Which lines hold the string "icon"? Copy every one of them.

Stored data
>> begin

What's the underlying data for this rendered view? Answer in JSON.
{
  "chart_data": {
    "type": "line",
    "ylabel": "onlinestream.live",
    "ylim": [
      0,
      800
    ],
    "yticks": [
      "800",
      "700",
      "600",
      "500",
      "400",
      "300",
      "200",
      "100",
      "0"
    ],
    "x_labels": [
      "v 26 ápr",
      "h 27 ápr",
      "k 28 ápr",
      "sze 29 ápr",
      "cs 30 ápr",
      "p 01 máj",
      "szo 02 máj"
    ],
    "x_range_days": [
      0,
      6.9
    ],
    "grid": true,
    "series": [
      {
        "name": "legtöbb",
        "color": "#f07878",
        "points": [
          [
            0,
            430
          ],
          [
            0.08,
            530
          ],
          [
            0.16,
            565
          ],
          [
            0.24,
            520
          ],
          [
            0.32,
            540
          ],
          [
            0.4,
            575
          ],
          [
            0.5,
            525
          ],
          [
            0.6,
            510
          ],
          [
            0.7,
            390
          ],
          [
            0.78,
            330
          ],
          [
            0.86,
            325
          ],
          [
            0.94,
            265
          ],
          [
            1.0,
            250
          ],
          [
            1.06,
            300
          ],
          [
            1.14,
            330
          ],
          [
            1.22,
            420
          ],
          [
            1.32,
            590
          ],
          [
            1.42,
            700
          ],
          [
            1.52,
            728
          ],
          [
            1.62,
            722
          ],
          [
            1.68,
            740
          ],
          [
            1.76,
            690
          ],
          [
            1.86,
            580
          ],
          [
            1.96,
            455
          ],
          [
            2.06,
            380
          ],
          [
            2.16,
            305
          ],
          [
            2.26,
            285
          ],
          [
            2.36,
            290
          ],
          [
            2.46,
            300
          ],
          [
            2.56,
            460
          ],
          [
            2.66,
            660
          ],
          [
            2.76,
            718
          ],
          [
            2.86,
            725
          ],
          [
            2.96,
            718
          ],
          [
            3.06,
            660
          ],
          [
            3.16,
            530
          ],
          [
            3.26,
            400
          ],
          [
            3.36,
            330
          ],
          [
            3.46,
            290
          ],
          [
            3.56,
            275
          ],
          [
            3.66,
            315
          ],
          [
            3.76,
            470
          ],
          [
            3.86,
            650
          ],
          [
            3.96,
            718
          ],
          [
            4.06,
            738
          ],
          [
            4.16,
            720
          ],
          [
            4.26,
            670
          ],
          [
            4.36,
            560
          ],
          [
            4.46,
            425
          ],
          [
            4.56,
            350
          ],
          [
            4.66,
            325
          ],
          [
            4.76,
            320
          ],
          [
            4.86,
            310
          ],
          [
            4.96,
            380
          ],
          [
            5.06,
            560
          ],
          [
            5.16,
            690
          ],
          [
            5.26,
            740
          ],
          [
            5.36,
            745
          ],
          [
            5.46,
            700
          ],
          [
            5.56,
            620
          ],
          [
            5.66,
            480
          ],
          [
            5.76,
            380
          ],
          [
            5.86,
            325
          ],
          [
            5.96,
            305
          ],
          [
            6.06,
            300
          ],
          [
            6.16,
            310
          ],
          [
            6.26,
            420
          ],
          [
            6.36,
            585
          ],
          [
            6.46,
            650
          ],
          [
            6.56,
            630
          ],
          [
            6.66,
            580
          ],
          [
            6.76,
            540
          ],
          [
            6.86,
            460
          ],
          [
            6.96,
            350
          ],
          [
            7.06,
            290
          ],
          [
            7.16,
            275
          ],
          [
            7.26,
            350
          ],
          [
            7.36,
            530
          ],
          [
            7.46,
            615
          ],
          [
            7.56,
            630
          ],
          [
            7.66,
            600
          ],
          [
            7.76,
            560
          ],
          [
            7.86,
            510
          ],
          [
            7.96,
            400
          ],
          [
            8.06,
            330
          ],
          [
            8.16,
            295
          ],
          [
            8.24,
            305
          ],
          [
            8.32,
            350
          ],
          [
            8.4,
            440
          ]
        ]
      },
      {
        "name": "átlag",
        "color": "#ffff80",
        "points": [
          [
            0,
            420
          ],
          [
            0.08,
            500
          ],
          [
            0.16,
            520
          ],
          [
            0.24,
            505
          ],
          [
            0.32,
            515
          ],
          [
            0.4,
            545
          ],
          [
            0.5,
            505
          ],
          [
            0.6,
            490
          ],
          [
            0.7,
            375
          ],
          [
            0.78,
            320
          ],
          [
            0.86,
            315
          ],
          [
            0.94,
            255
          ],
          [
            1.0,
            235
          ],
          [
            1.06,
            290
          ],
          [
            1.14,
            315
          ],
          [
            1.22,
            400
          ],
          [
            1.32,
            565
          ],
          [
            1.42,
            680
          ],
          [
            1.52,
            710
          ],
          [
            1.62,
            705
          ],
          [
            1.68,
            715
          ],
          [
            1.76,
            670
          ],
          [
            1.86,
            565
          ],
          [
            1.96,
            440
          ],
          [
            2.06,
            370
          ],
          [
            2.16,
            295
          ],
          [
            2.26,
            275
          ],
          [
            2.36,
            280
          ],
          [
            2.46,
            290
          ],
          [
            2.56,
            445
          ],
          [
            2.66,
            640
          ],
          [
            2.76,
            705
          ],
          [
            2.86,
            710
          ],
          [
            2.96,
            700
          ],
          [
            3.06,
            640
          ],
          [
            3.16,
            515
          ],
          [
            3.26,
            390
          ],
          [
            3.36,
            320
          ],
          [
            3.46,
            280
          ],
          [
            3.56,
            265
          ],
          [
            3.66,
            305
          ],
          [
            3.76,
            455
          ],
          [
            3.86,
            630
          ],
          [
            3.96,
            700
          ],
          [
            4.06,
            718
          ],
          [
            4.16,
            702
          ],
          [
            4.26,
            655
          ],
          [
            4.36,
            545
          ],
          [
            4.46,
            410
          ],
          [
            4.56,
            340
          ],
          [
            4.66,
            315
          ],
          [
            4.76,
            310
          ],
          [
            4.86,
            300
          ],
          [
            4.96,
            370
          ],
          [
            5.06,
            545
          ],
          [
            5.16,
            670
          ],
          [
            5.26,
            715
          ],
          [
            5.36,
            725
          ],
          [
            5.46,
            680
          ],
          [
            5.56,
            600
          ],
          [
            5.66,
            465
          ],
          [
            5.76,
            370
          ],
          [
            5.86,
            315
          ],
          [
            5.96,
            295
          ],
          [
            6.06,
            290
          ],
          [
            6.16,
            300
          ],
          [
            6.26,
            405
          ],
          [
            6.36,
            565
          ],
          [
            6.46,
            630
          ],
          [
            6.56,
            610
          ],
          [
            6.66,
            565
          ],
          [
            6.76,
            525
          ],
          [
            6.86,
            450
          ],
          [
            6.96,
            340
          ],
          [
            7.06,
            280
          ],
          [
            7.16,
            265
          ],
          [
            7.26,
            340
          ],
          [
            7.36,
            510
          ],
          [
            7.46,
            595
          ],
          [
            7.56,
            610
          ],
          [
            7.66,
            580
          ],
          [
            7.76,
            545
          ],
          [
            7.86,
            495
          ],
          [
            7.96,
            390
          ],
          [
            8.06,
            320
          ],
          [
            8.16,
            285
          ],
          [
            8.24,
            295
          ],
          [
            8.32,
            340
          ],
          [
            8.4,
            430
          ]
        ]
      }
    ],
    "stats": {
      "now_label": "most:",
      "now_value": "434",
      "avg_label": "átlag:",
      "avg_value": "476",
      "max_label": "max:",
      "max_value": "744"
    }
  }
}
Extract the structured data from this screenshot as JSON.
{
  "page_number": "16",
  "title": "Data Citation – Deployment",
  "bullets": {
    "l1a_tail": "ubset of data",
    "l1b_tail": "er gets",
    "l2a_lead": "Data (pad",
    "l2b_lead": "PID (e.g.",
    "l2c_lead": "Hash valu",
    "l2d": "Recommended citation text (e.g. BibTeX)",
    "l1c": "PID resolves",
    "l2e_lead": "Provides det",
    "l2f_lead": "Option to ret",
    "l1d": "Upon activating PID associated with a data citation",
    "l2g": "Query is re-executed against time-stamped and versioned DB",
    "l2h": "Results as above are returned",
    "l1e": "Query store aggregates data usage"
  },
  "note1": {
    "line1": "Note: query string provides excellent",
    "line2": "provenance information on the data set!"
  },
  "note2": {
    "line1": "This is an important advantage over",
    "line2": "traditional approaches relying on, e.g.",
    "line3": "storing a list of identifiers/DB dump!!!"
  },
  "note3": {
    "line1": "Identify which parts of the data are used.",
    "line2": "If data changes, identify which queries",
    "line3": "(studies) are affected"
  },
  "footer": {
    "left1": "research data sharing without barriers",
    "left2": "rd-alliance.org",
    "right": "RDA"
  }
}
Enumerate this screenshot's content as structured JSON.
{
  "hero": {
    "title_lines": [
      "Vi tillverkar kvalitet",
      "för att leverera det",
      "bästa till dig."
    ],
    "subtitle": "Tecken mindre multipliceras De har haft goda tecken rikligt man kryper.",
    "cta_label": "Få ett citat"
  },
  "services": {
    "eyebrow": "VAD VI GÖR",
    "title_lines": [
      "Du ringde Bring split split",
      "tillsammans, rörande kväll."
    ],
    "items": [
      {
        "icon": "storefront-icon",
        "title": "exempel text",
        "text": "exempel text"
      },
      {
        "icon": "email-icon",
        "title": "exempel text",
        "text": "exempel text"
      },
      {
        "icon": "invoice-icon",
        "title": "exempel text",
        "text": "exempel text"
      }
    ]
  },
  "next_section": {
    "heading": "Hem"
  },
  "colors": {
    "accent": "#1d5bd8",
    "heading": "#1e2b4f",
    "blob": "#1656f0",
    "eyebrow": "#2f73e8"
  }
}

>> end

Output for this exercise:
        "icon": "storefront-icon",
        "icon": "email-icon",
        "icon": "invoice-icon",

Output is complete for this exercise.